Please copy the data below line for line, leaving out the pictures.
****
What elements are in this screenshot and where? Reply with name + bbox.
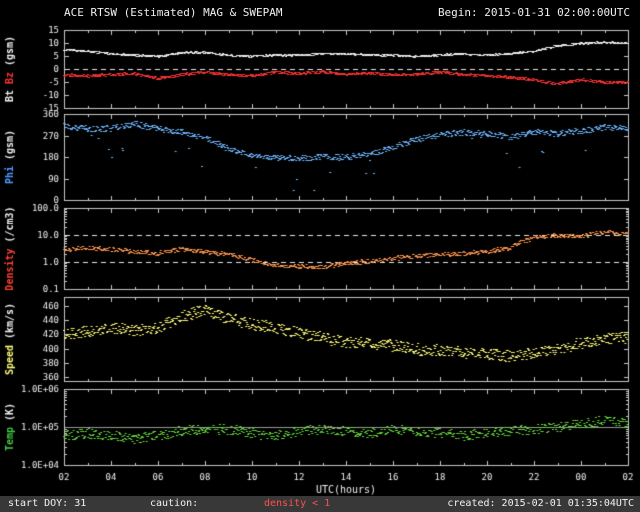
- caution-label: caution:: [150, 498, 199, 509]
- plot-header: ACE RTSW (Estimated) MAG & SWEPAM Begin:…: [0, 2, 640, 22]
- plot-footer: start DOY: 31 caution: density < 1 creat…: [0, 496, 640, 512]
- caution-value: density < 1: [264, 498, 331, 509]
- begin-timestamp: Begin: 2015-01-31 02:00:00UTC: [437, 6, 630, 19]
- plot-title: ACE RTSW (Estimated) MAG & SWEPAM: [64, 6, 283, 19]
- start-doy-label: start DOY: 31: [8, 498, 87, 509]
- created-timestamp: created: 2015-02-01 01:35:04UTC: [447, 498, 634, 509]
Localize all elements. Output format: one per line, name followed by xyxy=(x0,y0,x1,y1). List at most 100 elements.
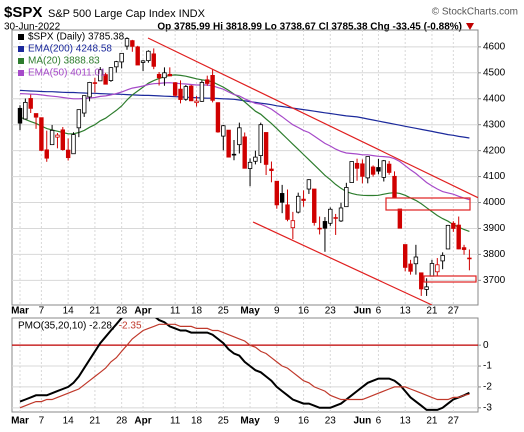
****
> TASK RESPONSE
What elements are in this screenshot and where? Reply with name + bbox.
- caution-label: caution:: [150, 498, 199, 509]
- plot-header: ACE RTSW (Estimated) MAG & SWEPAM Begin:…: [0, 2, 640, 22]
- plot-footer: start DOY: 31 caution: density < 1 creat…: [0, 496, 640, 512]
- caution-value: density < 1: [264, 498, 331, 509]
- begin-timestamp: Begin: 2015-01-31 02:00:00UTC: [437, 6, 630, 19]
- plot-title: ACE RTSW (Estimated) MAG & SWEPAM: [64, 6, 283, 19]
- start-doy-label: start DOY: 31: [8, 498, 87, 509]
- created-timestamp: created: 2015-02-01 01:35:04UTC: [447, 498, 634, 509]
Localize all elements. Output format: one per line, name followed by xyxy=(x0,y0,x1,y1). List at most 100 elements.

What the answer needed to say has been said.